▸ ENTRIES PROVIDED

┄┄┄┄┄┄┄┄┄┄┄┄┄┄┄┄┄┄┄┄

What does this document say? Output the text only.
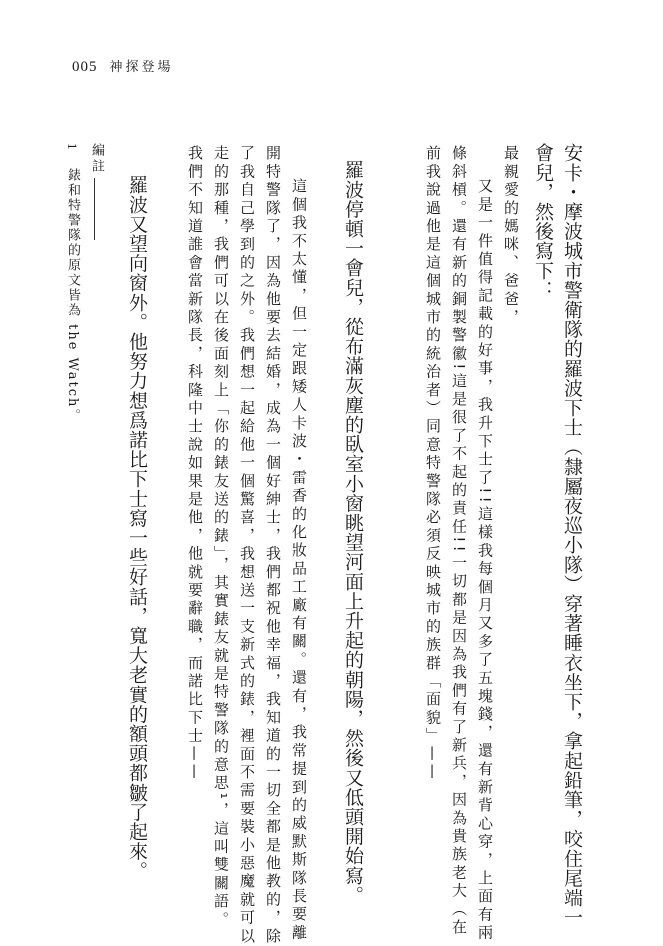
005 神探登場
安卡・摩波城市警衛隊的羅波下士（隸屬夜巡小隊）穿著睡衣坐下，拿起鉛筆，咬住尾端一
會兒，然後寫下：
最親愛的媽咪、爸爸，
又是一件值得記載的好事，我升下士了!!這樣我每個月又多了五塊錢，還有新背心穿，上面有兩
條斜槓。還有新的銅製警徽!這是很了不起的責任!!一切都是因為我們有了新兵，因為貴族老大（在
前我說過他是這個城市的統治者）同意特警隊必須反映城市的族群「面貌」——
羅波停頓一會兒，從布滿灰塵的臥室小窗眺望河面上升起的朝陽，然後又低頭開始寫。
這個我不太懂，但一定跟矮人卡波・雷香的化妝品工廠有關。還有，我常提到的威默斯隊長要離
開特警隊了，因為他要去結婚，成為一個好紳士，我們都祝他幸福，我知道的一切全都是他教的，除
了我自己學到的之外。我們想一起給他一個驚喜，我想送一支新式的錶，裡面不需要裝小惡魔就可以
走的那種，我們可以在後面刻上「你的錶友送的錶」，其實錶友就是特警隊的意思¹，這叫雙關語。
我們不知道誰會當新隊長，科隆中士說如果是他，他就要辭職，而諾比下士——
羅波又望向窗外。他努力想爲諾比下士寫一些好話，寬大老實的額頭都皺了起來。
編註
1
錶和特警隊的原文皆為 the Watch。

┄┄┄┄┄┄┄┄┄┄┄┄┄┄┄┄┄┄┄┄

Retype the entries word for word. Omit any images.

What does this document say? Output the text only.
005 神探登場
安卡・摩波城市警衛隊的羅波下士（隸屬夜巡小隊）穿著睡衣坐下，拿起鉛筆，咬住尾端一
會兒，然後寫下：
最親愛的媽咪、爸爸，
又是一件值得記載的好事，我升下士了!!這樣我每個月又多了五塊錢，還有新背心穿，上面有兩
條斜槓。還有新的銅製警徽!這是很了不起的責任!!一切都是因為我們有了新兵，因為貴族老大（在
前我說過他是這個城市的統治者）同意特警隊必須反映城市的族群「面貌」——
羅波停頓一會兒，從布滿灰塵的臥室小窗眺望河面上升起的朝陽，然後又低頭開始寫。
這個我不太懂，但一定跟矮人卡波・雷香的化妝品工廠有關。還有，我常提到的威默斯隊長要離
開特警隊了，因為他要去結婚，成為一個好紳士，我們都祝他幸福，我知道的一切全都是他教的，除
了我自己學到的之外。我們想一起給他一個驚喜，我想送一支新式的錶，裡面不需要裝小惡魔就可以
走的那種，我們可以在後面刻上「你的錶友送的錶」，其實錶友就是特警隊的意思¹，這叫雙關語。
我們不知道誰會當新隊長，科隆中士說如果是他，他就要辭職，而諾比下士——
羅波又望向窗外。他努力想爲諾比下士寫一些好話，寬大老實的額頭都皺了起來。
編註
1
錶和特警隊的原文皆為 the Watch。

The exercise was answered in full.